◆ Vorliegender Auszug

- - -

Sollten Euer Wohlgeboren gesonnen sein, mich mit einer Antwort auf dies Gesuch zu beehren, so bitte ich dieselbe unter der Adresse: Dr. Büchner bei Herrn Weinhändler Siegfried an der Douane zu Straßburg, an mich gelangen zu lassen.
Mit der größten Hochachtung
Ihr ergebenster
Dr. Büchner.
86
An das Präsidium des Erziehungsrats Zürich
26. September 1836
Aus Straßburg nach Zürich
Herr Präsident, hochgeachtete Herren!
Nach Einreichung einer Abhandlung über einen naturhistorischen Gegenstand, hatte ich die Ehre von der philosophischen Fakultät zu Zürich in ihrer Sitzung vom 3 ten dieses Monats einmütig zum Doctor philosophiae ernannt zu werden. Gestützt auf dieses Urteil über meine wissenschafdiche Befähigung wünsche ich mich als Privatdozent für Vorlesungen an der philosophischen Fakultät zu Zürich zu habilitieren. Ich habe daher die Ehre mich an Sie mit der Bitte um Zulassung zu der für diesen Fall nach §157 des Organisationsgesetzes über das Unterrichtswesen erforderlichen öffentlichen Probevorlesung zu wenden.

- - -

◆ Gegebene Angaben

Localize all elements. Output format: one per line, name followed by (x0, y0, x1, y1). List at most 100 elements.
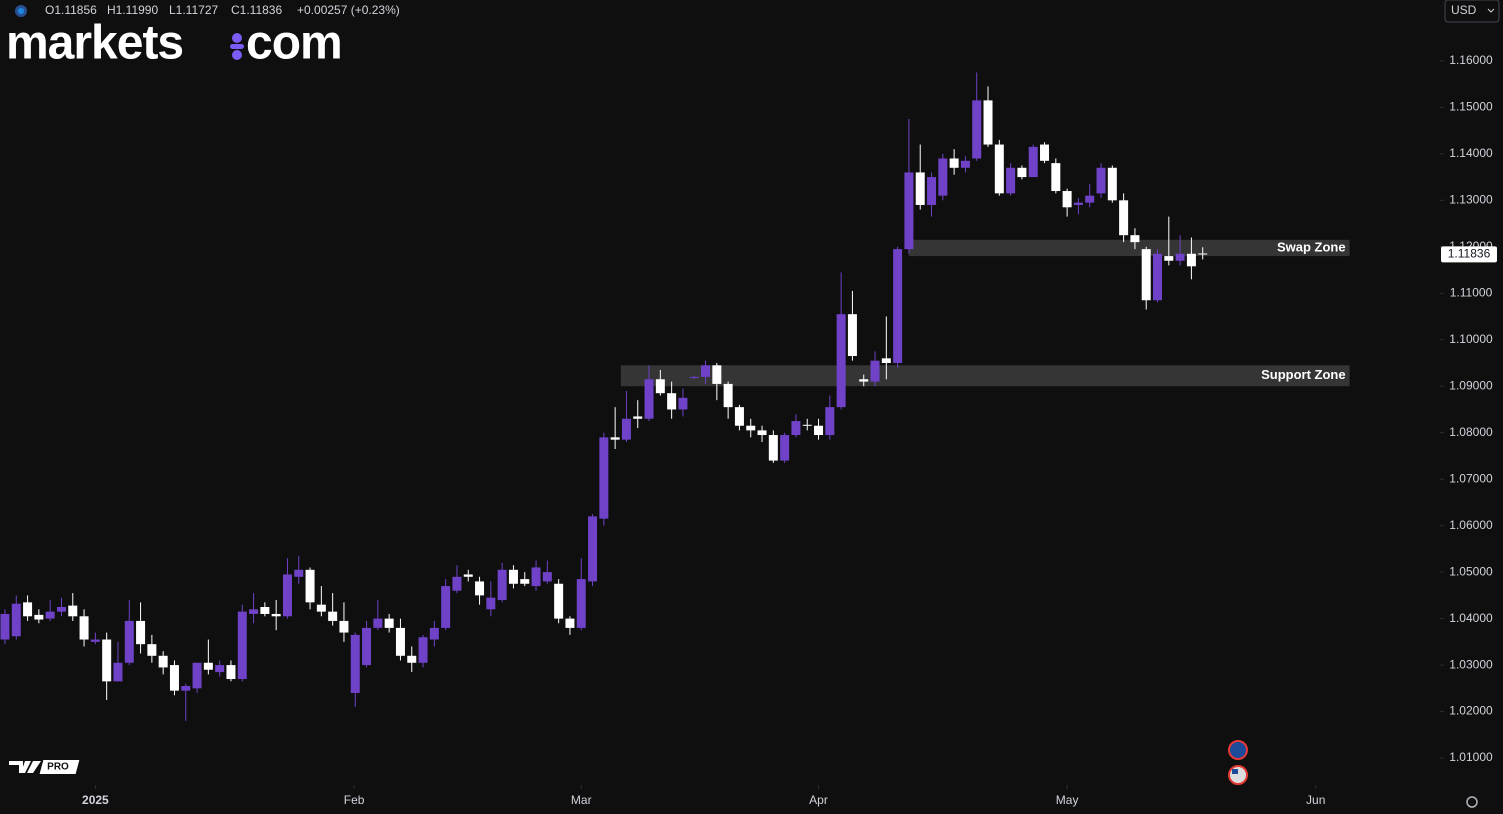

- - -

◆ Aufgabenstellung
Welches Gremium ernannte Büchner laut dem Auszug zum Doctor philosophiae?

◆ Ergebnis
Die philosophische Fakultät zu Zürich, einmütig in ihrer Sitzung vom 3. dieses Monats.